*Job*. Can you write out all the lines word for word, with no pictures?

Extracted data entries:
::::

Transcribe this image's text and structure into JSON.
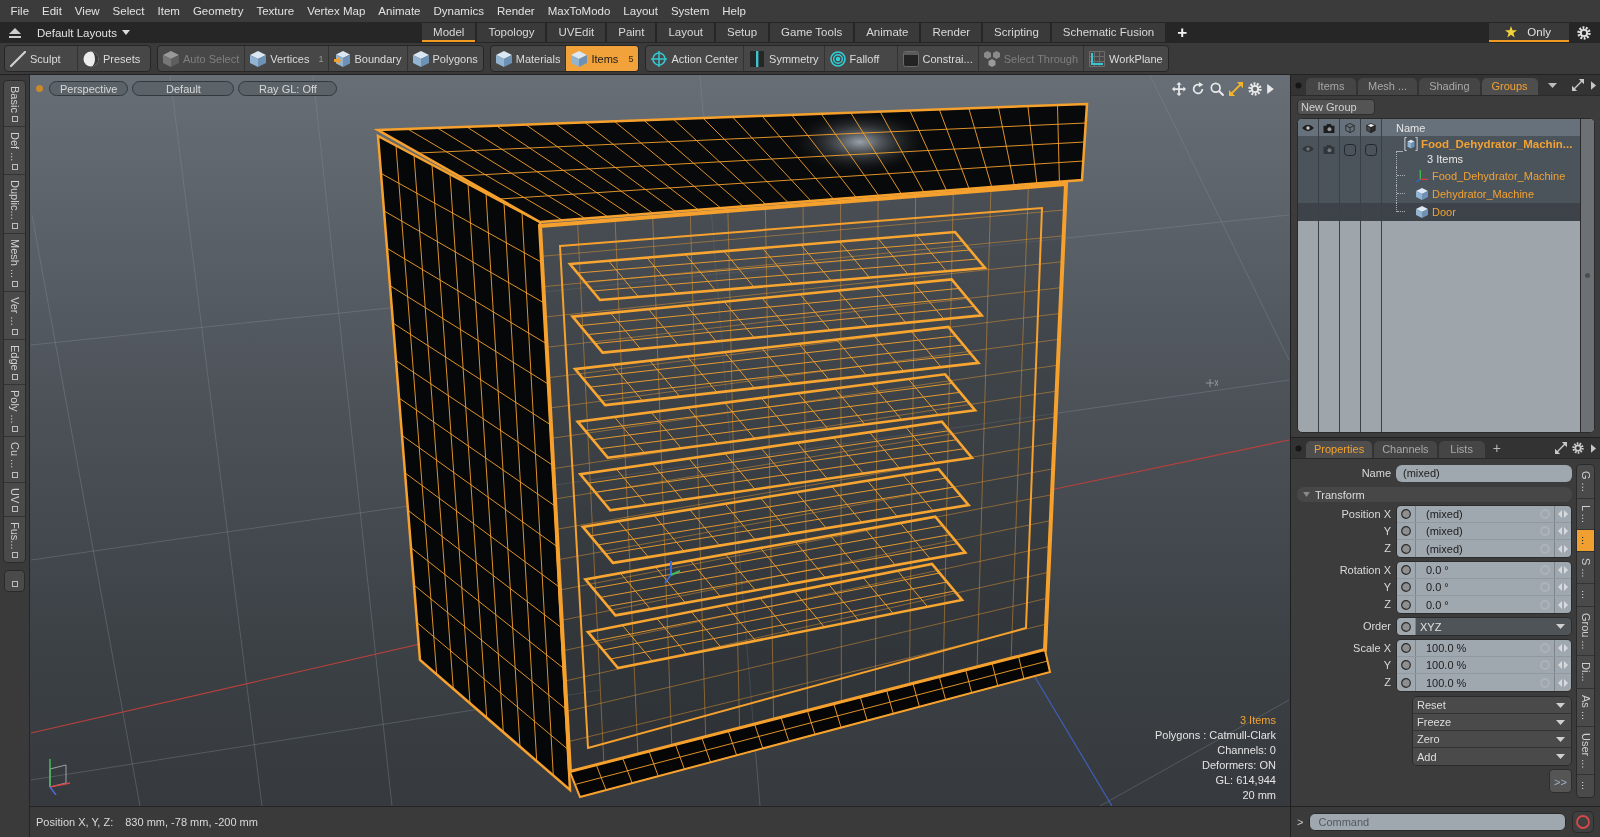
{
  "menu": [
    "File",
    "Edit",
    "View",
    "Select",
    "Item",
    "Geometry",
    "Texture",
    "Vertex Map",
    "Animate",
    "Dynamics",
    "Render",
    "MaxToModo",
    "Layout",
    "System",
    "Help"
  ],
  "layout_bar": {
    "layout_menu": "Default Layouts",
    "tabs": [
      {
        "label": "Model",
        "selected": true
      },
      {
        "label": "Topology",
        "selected": false
      },
      {
        "label": "UVEdit",
        "selected": false
      },
      {
        "label": "Paint",
        "selected": false
      },
      {
        "label": "Layout",
        "selected": false
      },
      {
        "label": "Setup",
        "selected": false
      },
      {
        "label": "Game Tools",
        "selected": false
      },
      {
        "label": "Animate",
        "selected": false
      },
      {
        "label": "Render",
        "selected": false
      },
      {
        "label": "Scripting",
        "selected": false
      },
      {
        "label": "Schematic Fusion",
        "selected": false
      }
    ],
    "add_tab": "+",
    "only_toggle": {
      "label": "Only",
      "on": true
    }
  },
  "toolbar": [
    [
      {
        "label": "Sculpt",
        "selected": false,
        "disabled": false
      },
      {
        "label": "Presets",
        "selected": false,
        "disabled": false
      }
    ],
    [
      {
        "label": "Auto Select",
        "selected": false,
        "disabled": true
      },
      {
        "label": "Vertices",
        "count": "1",
        "selected": false,
        "disabled": false
      },
      {
        "label": "Boundary",
        "selected": false,
        "disabled": false
      },
      {
        "label": "Polygons",
        "selected": false,
        "disabled": false
      }
    ],
    [
      {
        "label": "Materials",
        "selected": false,
        "disabled": false
      },
      {
        "label": "Items",
        "count": "5",
        "selected": true,
        "disabled": false
      }
    ],
    [
      {
        "label": "Action Center",
        "selected": false,
        "disabled": false
      },
      {
        "label": "Symmetry",
        "selected": false,
        "disabled": false
      },
      {
        "label": "Falloff",
        "selected": false,
        "disabled": false
      },
      {
        "label": "Constrai...",
        "selected": false,
        "disabled": false
      },
      {
        "label": "Select Through",
        "selected": false,
        "disabled": true
      },
      {
        "label": "WorkPlane",
        "selected": false,
        "disabled": false
      }
    ]
  ],
  "left_tabs": [
    "Basic",
    "Def ...",
    "Duplic...",
    "Mesh ...",
    "Ver ...",
    "Edge",
    "Poly ...",
    "Cu ...",
    "UV",
    "Fus..."
  ],
  "viewport": {
    "view_buttons": [
      "Perspective",
      "Default",
      "Ray GL: Off"
    ],
    "stats": [
      {
        "text": "3 Items",
        "highlighted": true
      },
      {
        "text": "Polygons : Catmull-Clark",
        "highlighted": false
      },
      {
        "text": "Channels: 0",
        "highlighted": false
      },
      {
        "text": "Deformers: ON",
        "highlighted": false
      },
      {
        "text": "GL: 614,944",
        "highlighted": false
      },
      {
        "text": "20 mm",
        "highlighted": false
      }
    ]
  },
  "status_bar": {
    "label": "Position X, Y, Z:",
    "value": "830 mm, -78 mm, -200 mm"
  },
  "item_panel": {
    "tabs": [
      {
        "label": "Items",
        "selected": false
      },
      {
        "label": "Mesh ...",
        "selected": false
      },
      {
        "label": "Shading",
        "selected": false
      },
      {
        "label": "Groups",
        "selected": true
      }
    ],
    "new_group": "New Group",
    "name_column": "Name",
    "tree": [
      {
        "name": "Food_Dehydrator_Machin...",
        "count": "3 Items",
        "selected": false,
        "children": [
          {
            "name": "Food_Dehydrator_Machine",
            "kind": "locator",
            "selected": false
          },
          {
            "name": "Dehydrator_Machine",
            "kind": "mesh",
            "selected": false
          },
          {
            "name": "Door",
            "kind": "mesh",
            "selected": true
          }
        ]
      }
    ]
  },
  "properties_panel": {
    "tabs": [
      {
        "label": "Properties",
        "selected": true
      },
      {
        "label": "Channels",
        "selected": false
      },
      {
        "label": "Lists",
        "selected": false
      }
    ],
    "add_tab": "+",
    "name": {
      "label": "Name",
      "value": "(mixed)"
    },
    "section": {
      "title": "Transform",
      "expanded": true
    },
    "field_groups": [
      [
        {
          "label": "Position X",
          "value": "(mixed)",
          "kind": "number"
        },
        {
          "label": "Y",
          "value": "(mixed)",
          "kind": "number"
        },
        {
          "label": "Z",
          "value": "(mixed)",
          "kind": "number"
        }
      ],
      [
        {
          "label": "Rotation X",
          "value": "0.0 °",
          "kind": "number"
        },
        {
          "label": "Y",
          "value": "0.0 °",
          "kind": "number"
        },
        {
          "label": "Z",
          "value": "0.0 °",
          "kind": "number"
        }
      ],
      [
        {
          "label": "Order",
          "value": "XYZ",
          "kind": "dropdown"
        }
      ],
      [
        {
          "label": "Scale X",
          "value": "100.0 %",
          "kind": "number"
        },
        {
          "label": "Y",
          "value": "100.0 %",
          "kind": "number"
        },
        {
          "label": "Z",
          "value": "100.0 %",
          "kind": "number"
        }
      ]
    ],
    "actions": [
      "Reset",
      "Freeze",
      "Zero",
      "Add"
    ],
    "more": ">>",
    "side_tabs": [
      {
        "label": "G ...",
        "selected": false
      },
      {
        "label": "L ...",
        "selected": false
      },
      {
        "label": "...",
        "selected": true
      },
      {
        "label": "S ...",
        "selected": false
      },
      {
        "label": "...",
        "selected": false
      },
      {
        "label": "Grou ...",
        "selected": false
      },
      {
        "label": "Di...",
        "selected": false
      },
      {
        "label": "As ...",
        "selected": false
      },
      {
        "label": "User ...",
        "selected": false
      },
      {
        "label": "...",
        "selected": false
      }
    ]
  },
  "command_bar": {
    "prompt": ">",
    "placeholder": "Command"
  }
}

::::

*Worked solution*.
Transcribe this image's text and structure into JSON.
{
  "menu": [
    "File",
    "Edit",
    "View",
    "Select",
    "Item",
    "Geometry",
    "Texture",
    "Vertex Map",
    "Animate",
    "Dynamics",
    "Render",
    "MaxToModo",
    "Layout",
    "System",
    "Help"
  ],
  "layout_bar": {
    "layout_menu": "Default Layouts",
    "tabs": [
      {
        "label": "Model",
        "selected": true
      },
      {
        "label": "Topology",
        "selected": false
      },
      {
        "label": "UVEdit",
        "selected": false
      },
      {
        "label": "Paint",
        "selected": false
      },
      {
        "label": "Layout",
        "selected": false
      },
      {
        "label": "Setup",
        "selected": false
      },
      {
        "label": "Game Tools",
        "selected": false
      },
      {
        "label": "Animate",
        "selected": false
      },
      {
        "label": "Render",
        "selected": false
      },
      {
        "label": "Scripting",
        "selected": false
      },
      {
        "label": "Schematic Fusion",
        "selected": false
      }
    ],
    "add_tab": "+",
    "only_toggle": {
      "label": "Only",
      "on": true
    }
  },
  "toolbar": [
    [
      {
        "label": "Sculpt",
        "selected": false,
        "disabled": false
      },
      {
        "label": "Presets",
        "selected": false,
        "disabled": false
      }
    ],
    [
      {
        "label": "Auto Select",
        "selected": false,
        "disabled": true
      },
      {
        "label": "Vertices",
        "count": "1",
        "selected": false,
        "disabled": false
      },
      {
        "label": "Boundary",
        "selected": false,
        "disabled": false
      },
      {
        "label": "Polygons",
        "selected": false,
        "disabled": false
      }
    ],
    [
      {
        "label": "Materials",
        "selected": false,
        "disabled": false
      },
      {
        "label": "Items",
        "count": "5",
        "selected": true,
        "disabled": false
      }
    ],
    [
      {
        "label": "Action Center",
        "selected": false,
        "disabled": false
      },
      {
        "label": "Symmetry",
        "selected": false,
        "disabled": false
      },
      {
        "label": "Falloff",
        "selected": false,
        "disabled": false
      },
      {
        "label": "Constrai...",
        "selected": false,
        "disabled": false
      },
      {
        "label": "Select Through",
        "selected": false,
        "disabled": true
      },
      {
        "label": "WorkPlane",
        "selected": false,
        "disabled": false
      }
    ]
  ],
  "left_tabs": [
    "Basic",
    "Def ...",
    "Duplic...",
    "Mesh ...",
    "Ver ...",
    "Edge",
    "Poly ...",
    "Cu ...",
    "UV",
    "Fus..."
  ],
  "viewport": {
    "view_buttons": [
      "Perspective",
      "Default",
      "Ray GL: Off"
    ],
    "stats": [
      {
        "text": "3 Items",
        "highlighted": true
      },
      {
        "text": "Polygons : Catmull-Clark",
        "highlighted": false
      },
      {
        "text": "Channels: 0",
        "highlighted": false
      },
      {
        "text": "Deformers: ON",
        "highlighted": false
      },
      {
        "text": "GL: 614,944",
        "highlighted": false
      },
      {
        "text": "20 mm",
        "highlighted": false
      }
    ]
  },
  "status_bar": {
    "label": "Position X, Y, Z:",
    "value": "830 mm, -78 mm, -200 mm"
  },
  "item_panel": {
    "tabs": [
      {
        "label": "Items",
        "selected": false
      },
      {
        "label": "Mesh ...",
        "selected": false
      },
      {
        "label": "Shading",
        "selected": false
      },
      {
        "label": "Groups",
        "selected": true
      }
    ],
    "new_group": "New Group",
    "name_column": "Name",
    "tree": [
      {
        "name": "Food_Dehydrator_Machin...",
        "count": "3 Items",
        "selected": false,
        "children": [
          {
            "name": "Food_Dehydrator_Machine",
            "kind": "locator",
            "selected": false
          },
          {
            "name": "Dehydrator_Machine",
            "kind": "mesh",
            "selected": false
          },
          {
            "name": "Door",
            "kind": "mesh",
            "selected": true
          }
        ]
      }
    ]
  },
  "properties_panel": {
    "tabs": [
      {
        "label": "Properties",
        "selected": true
      },
      {
        "label": "Channels",
        "selected": false
      },
      {
        "label": "Lists",
        "selected": false
      }
    ],
    "add_tab": "+",
    "name": {
      "label": "Name",
      "value": "(mixed)"
    },
    "section": {
      "title": "Transform",
      "expanded": true
    },
    "field_groups": [
      [
        {
          "label": "Position X",
          "value": "(mixed)",
          "kind": "number"
        },
        {
          "label": "Y",
          "value": "(mixed)",
          "kind": "number"
        },
        {
          "label": "Z",
          "value": "(mixed)",
          "kind": "number"
        }
      ],
      [
        {
          "label": "Rotation X",
          "value": "0.0 °",
          "kind": "number"
        },
        {
          "label": "Y",
          "value": "0.0 °",
          "kind": "number"
        },
        {
          "label": "Z",
          "value": "0.0 °",
          "kind": "number"
        }
      ],
      [
        {
          "label": "Order",
          "value": "XYZ",
          "kind": "dropdown"
        }
      ],
      [
        {
          "label": "Scale X",
          "value": "100.0 %",
          "kind": "number"
        },
        {
          "label": "Y",
          "value": "100.0 %",
          "kind": "number"
        },
        {
          "label": "Z",
          "value": "100.0 %",
          "kind": "number"
        }
      ]
    ],
    "actions": [
      "Reset",
      "Freeze",
      "Zero",
      "Add"
    ],
    "more": ">>",
    "side_tabs": [
      {
        "label": "G ...",
        "selected": false
      },
      {
        "label": "L ...",
        "selected": false
      },
      {
        "label": "...",
        "selected": true
      },
      {
        "label": "S ...",
        "selected": false
      },
      {
        "label": "...",
        "selected": false
      },
      {
        "label": "Grou ...",
        "selected": false
      },
      {
        "label": "Di...",
        "selected": false
      },
      {
        "label": "As ...",
        "selected": false
      },
      {
        "label": "User ...",
        "selected": false
      },
      {
        "label": "...",
        "selected": false
      }
    ]
  },
  "command_bar": {
    "prompt": ">",
    "placeholder": "Command"
  }
}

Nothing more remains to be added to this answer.